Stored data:

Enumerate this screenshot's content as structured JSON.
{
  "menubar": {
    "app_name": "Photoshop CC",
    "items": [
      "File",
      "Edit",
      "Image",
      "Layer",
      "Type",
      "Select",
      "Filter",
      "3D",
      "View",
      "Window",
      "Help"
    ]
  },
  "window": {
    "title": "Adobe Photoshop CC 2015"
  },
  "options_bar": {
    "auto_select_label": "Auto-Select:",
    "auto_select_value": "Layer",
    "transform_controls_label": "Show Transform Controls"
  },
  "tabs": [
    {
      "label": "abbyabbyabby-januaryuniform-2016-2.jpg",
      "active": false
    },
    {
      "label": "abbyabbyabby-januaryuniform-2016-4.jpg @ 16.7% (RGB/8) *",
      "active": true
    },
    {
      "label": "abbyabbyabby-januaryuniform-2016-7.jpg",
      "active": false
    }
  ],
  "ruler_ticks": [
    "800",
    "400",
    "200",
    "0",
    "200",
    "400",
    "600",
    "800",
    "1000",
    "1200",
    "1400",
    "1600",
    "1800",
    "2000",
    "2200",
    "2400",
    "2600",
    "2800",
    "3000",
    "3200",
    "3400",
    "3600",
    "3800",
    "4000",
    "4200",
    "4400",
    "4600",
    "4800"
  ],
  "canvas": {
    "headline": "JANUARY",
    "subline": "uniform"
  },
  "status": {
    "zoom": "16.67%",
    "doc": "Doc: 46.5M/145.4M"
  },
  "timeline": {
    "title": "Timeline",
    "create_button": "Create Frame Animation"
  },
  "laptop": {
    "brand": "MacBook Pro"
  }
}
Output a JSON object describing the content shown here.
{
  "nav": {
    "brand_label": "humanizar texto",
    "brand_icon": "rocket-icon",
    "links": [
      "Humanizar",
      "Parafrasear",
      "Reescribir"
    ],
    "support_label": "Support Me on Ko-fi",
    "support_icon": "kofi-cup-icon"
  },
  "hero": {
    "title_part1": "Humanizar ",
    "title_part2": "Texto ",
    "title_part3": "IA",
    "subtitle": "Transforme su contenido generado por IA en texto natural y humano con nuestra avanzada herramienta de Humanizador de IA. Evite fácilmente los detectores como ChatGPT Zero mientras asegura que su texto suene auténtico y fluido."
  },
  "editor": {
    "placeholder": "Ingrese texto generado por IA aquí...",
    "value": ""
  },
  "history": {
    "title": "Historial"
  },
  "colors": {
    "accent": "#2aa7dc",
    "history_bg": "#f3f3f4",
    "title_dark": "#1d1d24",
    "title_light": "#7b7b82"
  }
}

Problem details:
Write out every line of the listing that holds the word "januaryuniform".

Final result:
      "label": "abbyabbyabby-januaryuniform-2016-2.jpg",
      "label": "abbyabbyabby-januaryuniform-2016-4.jpg @ 16.7% (RGB/8) *",
      "label": "abbyabbyabby-januaryuniform-2016-7.jpg",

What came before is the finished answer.